- Problem to work on -
For the records below, give the count of lines holding the word "image" and nothing more.
-- START OF Given entries --
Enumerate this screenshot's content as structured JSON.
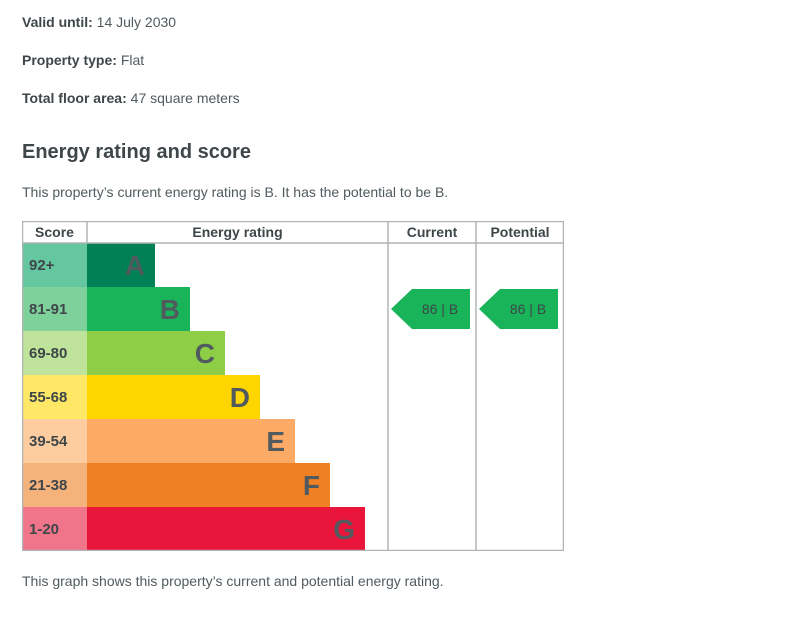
{
  "details": {
    "valid_until": {
      "label": "Valid until:",
      "value": "14 July 2030"
    },
    "property_type": {
      "label": "Property type:",
      "value": "Flat"
    },
    "floor_area": {
      "label": "Total floor area:",
      "value": "47 square meters"
    }
  },
  "section": {
    "heading": "Energy rating and score",
    "intro": "This property’s current energy rating is B. It has the potential to be B.",
    "caption": "This graph shows this property’s current and potential energy rating."
  },
  "chart_data": {
    "type": "table",
    "columns": [
      "Score",
      "Energy rating",
      "Current",
      "Potential"
    ],
    "bands": [
      {
        "score": "92+",
        "rating": "A",
        "color": "#008054",
        "score_bg": "#64c7a0"
      },
      {
        "score": "81-91",
        "rating": "B",
        "color": "#19b459",
        "score_bg": "#7ed19b"
      },
      {
        "score": "69-80",
        "rating": "C",
        "color": "#8dce46",
        "score_bg": "#bfe39a"
      },
      {
        "score": "55-68",
        "rating": "D",
        "color": "#ffd500",
        "score_bg": "#ffe866"
      },
      {
        "score": "39-54",
        "rating": "E",
        "color": "#fcaa65",
        "score_bg": "#fdcc9f"
      },
      {
        "score": "21-38",
        "rating": "F",
        "color": "#ef8023",
        "score_bg": "#f5b27b"
      },
      {
        "score": "1-20",
        "rating": "G",
        "color": "#e9153b",
        "score_bg": "#f0758a"
      }
    ],
    "current": {
      "score": 86,
      "rating": "B",
      "label": "86 | B",
      "color": "#19b459"
    },
    "potential": {
      "score": 86,
      "rating": "B",
      "label": "86 | B",
      "color": "#19b459"
    },
    "colors": {
      "grid": "#b1b4b6",
      "band_letter": "#505a5f",
      "score_text": "#3e4649",
      "marker_text": "#3e4649"
    }
  }
}
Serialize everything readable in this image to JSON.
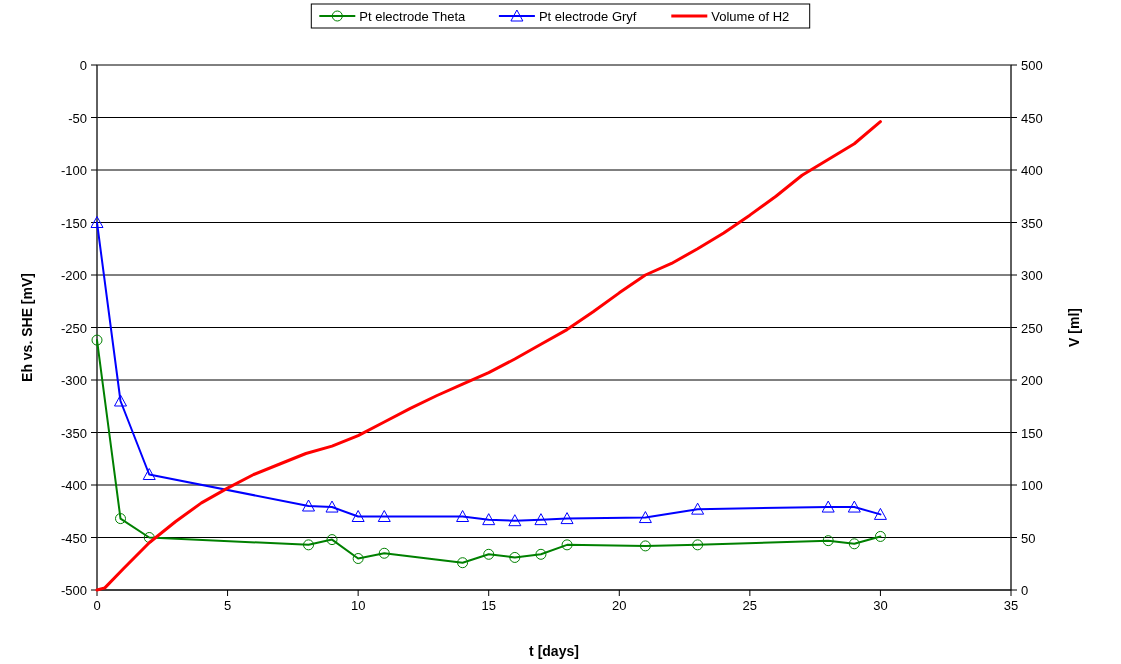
{
  "chart_data": {
    "type": "line",
    "xlabel": "t [days]",
    "ylabel": "Eh vs. SHE [mV]",
    "y2label": "V [ml]",
    "xlim": [
      0,
      35
    ],
    "xticks": [
      0,
      5,
      10,
      15,
      20,
      25,
      30,
      35
    ],
    "ylim": [
      -500,
      0
    ],
    "yticks": [
      -500,
      -450,
      -400,
      -350,
      -300,
      -250,
      -200,
      -150,
      -100,
      -50,
      0
    ],
    "y2lim": [
      0,
      500
    ],
    "y2ticks": [
      0,
      50,
      100,
      150,
      200,
      250,
      300,
      350,
      400,
      450,
      500
    ],
    "grid": "y",
    "legend": "top",
    "series": [
      {
        "name": "Pt electrode Theta",
        "color": "#008000",
        "marker": "circle",
        "x": [
          0,
          0.9,
          2,
          8.1,
          9,
          10,
          11,
          14,
          15,
          16,
          17,
          18,
          21,
          23,
          28,
          29,
          30
        ],
        "values": [
          -262,
          -432,
          -450,
          -457,
          -452,
          -470,
          -465,
          -474,
          -466,
          -469,
          -466,
          -457,
          -458,
          -457,
          -453,
          -456,
          -449
        ]
      },
      {
        "name": "Pt electrode Gryf",
        "color": "#0000ff",
        "marker": "triangle",
        "x": [
          0,
          0.9,
          2,
          8.1,
          9,
          10,
          11,
          14,
          15,
          16,
          17,
          18,
          21,
          23,
          28,
          29,
          30
        ],
        "values": [
          -150,
          -320,
          -390,
          -420,
          -421,
          -430,
          -430,
          -430,
          -433,
          -434,
          -433,
          -432,
          -431,
          -423,
          -421,
          -421,
          -428
        ]
      },
      {
        "name": "Volume of H2",
        "color": "#ff0000",
        "marker": "none",
        "axis": "y2",
        "x": [
          0,
          0.3,
          1,
          2,
          3,
          4,
          5,
          6,
          7,
          8,
          9,
          10,
          11,
          12,
          13,
          14,
          15,
          16,
          17,
          18,
          19,
          20,
          21,
          22,
          23,
          24,
          25,
          26,
          27,
          28,
          29,
          30
        ],
        "values": [
          0,
          2,
          20,
          45,
          65,
          83,
          97,
          110,
          120,
          130,
          137,
          147,
          160,
          173,
          185,
          196,
          207,
          220,
          234,
          248,
          265,
          283,
          300,
          311,
          325,
          340,
          357,
          375,
          395,
          410,
          425,
          446
        ]
      }
    ]
  }
}
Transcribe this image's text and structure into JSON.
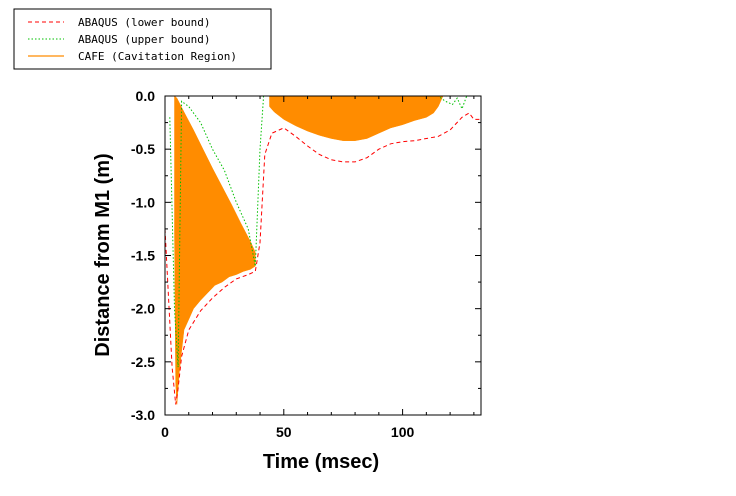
{
  "chart_data": {
    "type": "line",
    "title": "",
    "xlabel": "Time (msec)",
    "ylabel": "Distance from M1 (m)",
    "xlim": [
      0,
      133
    ],
    "ylim": [
      -3.0,
      0.0
    ],
    "xticks": [
      0,
      50,
      100
    ],
    "xtick_labels": [
      "0",
      "50",
      "100"
    ],
    "yticks": [
      0.0,
      -0.5,
      -1.0,
      -1.5,
      -2.0,
      -2.5,
      -3.0
    ],
    "ytick_labels": [
      "0.0",
      "-0.5",
      "-1.0",
      "-1.5",
      "-2.0",
      "-2.5",
      "-3.0"
    ],
    "grid": false,
    "legend_position": "top-left",
    "series": [
      {
        "name": "ABAQUS (lower bound)",
        "style": "dashed",
        "color": "#ff0000",
        "x": [
          0,
          3,
          4.5,
          5.5,
          7,
          10,
          15,
          20,
          25,
          30,
          35,
          38,
          40,
          42,
          45,
          50,
          55,
          60,
          65,
          70,
          75,
          80,
          85,
          90,
          95,
          100,
          105,
          110,
          115,
          120,
          125,
          128,
          130,
          133
        ],
        "y": [
          -1.25,
          -2.55,
          -2.9,
          -2.75,
          -2.45,
          -2.2,
          -2.02,
          -1.9,
          -1.8,
          -1.72,
          -1.68,
          -1.65,
          -1.38,
          -0.55,
          -0.35,
          -0.3,
          -0.38,
          -0.47,
          -0.55,
          -0.6,
          -0.62,
          -0.62,
          -0.58,
          -0.5,
          -0.45,
          -0.43,
          -0.42,
          -0.4,
          -0.38,
          -0.32,
          -0.2,
          -0.16,
          -0.22,
          -0.22
        ]
      },
      {
        "name": "ABAQUS (upper bound)",
        "style": "dotted",
        "color": "#00c000",
        "x": [
          2,
          4,
          5.5,
          7,
          10,
          15,
          20,
          25,
          30,
          35,
          38,
          40,
          41.5,
          43,
          100,
          115,
          118,
          121,
          123,
          125,
          127,
          133
        ],
        "y": [
          -0.2,
          -2.0,
          -2.55,
          -0.05,
          -0.1,
          -0.25,
          -0.5,
          -0.7,
          -1.0,
          -1.25,
          -1.6,
          -0.5,
          0.0,
          0.0,
          0.0,
          0.0,
          -0.05,
          -0.08,
          -0.02,
          -0.12,
          0.0,
          0.0
        ]
      },
      {
        "name": "CAFE (Cavitation Region)",
        "style": "filled",
        "color": "#ff8c00",
        "upper_x": [
          4,
          5,
          8,
          12,
          16,
          20,
          24,
          28,
          32,
          36,
          38
        ],
        "upper_y": [
          0.0,
          -0.02,
          -0.15,
          -0.32,
          -0.5,
          -0.68,
          -0.85,
          -1.02,
          -1.2,
          -1.37,
          -1.47
        ],
        "lower_x": [
          4,
          4.5,
          5,
          6,
          7,
          8,
          10,
          12,
          15,
          18,
          21,
          24,
          27,
          30,
          33,
          36,
          38
        ],
        "lower_y": [
          -1.3,
          -2.7,
          -2.9,
          -2.6,
          -2.4,
          -2.2,
          -2.1,
          -2.0,
          -1.92,
          -1.85,
          -1.78,
          -1.75,
          -1.7,
          -1.68,
          -1.65,
          -1.63,
          -1.6
        ],
        "upper2_x": [
          44,
          117
        ],
        "upper2_y": [
          0.0,
          0.0
        ],
        "lower2_x": [
          44,
          46,
          50,
          55,
          60,
          65,
          70,
          75,
          80,
          85,
          90,
          95,
          100,
          105,
          110,
          113,
          115,
          117
        ],
        "lower2_y": [
          -0.1,
          -0.15,
          -0.22,
          -0.28,
          -0.33,
          -0.37,
          -0.4,
          -0.42,
          -0.42,
          -0.4,
          -0.35,
          -0.3,
          -0.27,
          -0.23,
          -0.2,
          -0.16,
          -0.1,
          0.0
        ]
      }
    ]
  }
}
-- END OF Given entries --
- Result for this task -
2